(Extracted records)
------

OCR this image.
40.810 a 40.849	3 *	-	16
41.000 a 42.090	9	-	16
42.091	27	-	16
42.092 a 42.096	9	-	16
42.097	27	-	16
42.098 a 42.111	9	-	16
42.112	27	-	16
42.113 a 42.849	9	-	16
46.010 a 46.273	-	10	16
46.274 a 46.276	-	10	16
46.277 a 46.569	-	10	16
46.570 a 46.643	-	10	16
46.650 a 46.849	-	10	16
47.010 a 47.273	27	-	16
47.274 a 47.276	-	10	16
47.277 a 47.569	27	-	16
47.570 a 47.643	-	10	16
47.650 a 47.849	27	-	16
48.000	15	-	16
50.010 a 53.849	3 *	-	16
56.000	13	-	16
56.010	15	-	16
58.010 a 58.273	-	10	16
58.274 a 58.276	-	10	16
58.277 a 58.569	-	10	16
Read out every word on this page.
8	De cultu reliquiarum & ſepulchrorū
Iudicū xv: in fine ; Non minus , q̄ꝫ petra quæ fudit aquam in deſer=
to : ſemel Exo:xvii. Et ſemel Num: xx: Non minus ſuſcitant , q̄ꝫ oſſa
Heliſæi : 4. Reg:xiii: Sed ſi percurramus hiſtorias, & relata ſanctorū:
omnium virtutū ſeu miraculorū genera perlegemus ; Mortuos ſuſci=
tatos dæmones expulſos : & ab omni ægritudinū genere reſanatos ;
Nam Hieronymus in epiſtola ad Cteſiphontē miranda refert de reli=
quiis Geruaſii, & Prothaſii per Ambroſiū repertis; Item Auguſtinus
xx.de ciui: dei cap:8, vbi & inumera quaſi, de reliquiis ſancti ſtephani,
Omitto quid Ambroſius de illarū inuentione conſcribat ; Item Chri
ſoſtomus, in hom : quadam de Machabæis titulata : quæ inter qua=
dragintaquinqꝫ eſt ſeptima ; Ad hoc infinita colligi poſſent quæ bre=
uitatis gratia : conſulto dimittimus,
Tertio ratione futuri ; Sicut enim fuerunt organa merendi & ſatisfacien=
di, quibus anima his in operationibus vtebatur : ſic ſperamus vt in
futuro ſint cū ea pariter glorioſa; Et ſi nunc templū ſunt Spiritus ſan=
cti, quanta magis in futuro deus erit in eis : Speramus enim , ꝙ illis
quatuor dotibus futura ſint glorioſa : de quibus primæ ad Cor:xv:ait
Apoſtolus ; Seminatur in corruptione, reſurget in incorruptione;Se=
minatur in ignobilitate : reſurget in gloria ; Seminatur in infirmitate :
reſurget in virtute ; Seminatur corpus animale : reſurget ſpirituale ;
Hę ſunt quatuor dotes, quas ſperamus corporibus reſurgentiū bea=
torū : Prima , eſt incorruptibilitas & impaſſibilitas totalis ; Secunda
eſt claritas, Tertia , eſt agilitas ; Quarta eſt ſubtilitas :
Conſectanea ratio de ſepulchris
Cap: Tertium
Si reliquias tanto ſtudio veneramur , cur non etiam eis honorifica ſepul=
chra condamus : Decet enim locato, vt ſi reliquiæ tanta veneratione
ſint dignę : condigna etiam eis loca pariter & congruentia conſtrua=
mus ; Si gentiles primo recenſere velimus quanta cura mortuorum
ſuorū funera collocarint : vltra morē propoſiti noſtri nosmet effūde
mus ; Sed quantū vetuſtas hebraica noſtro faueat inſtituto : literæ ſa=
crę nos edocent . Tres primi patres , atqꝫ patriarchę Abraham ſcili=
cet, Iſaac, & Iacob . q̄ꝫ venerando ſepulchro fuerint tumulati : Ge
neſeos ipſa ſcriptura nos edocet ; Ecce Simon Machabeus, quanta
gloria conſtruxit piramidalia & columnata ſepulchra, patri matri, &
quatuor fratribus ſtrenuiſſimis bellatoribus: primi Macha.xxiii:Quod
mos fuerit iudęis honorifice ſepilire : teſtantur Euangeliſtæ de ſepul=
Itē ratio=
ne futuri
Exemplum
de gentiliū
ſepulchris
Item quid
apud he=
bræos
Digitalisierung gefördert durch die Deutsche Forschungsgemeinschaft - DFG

------

Count the lines that include the word "minus" and state the result as a bare number.

2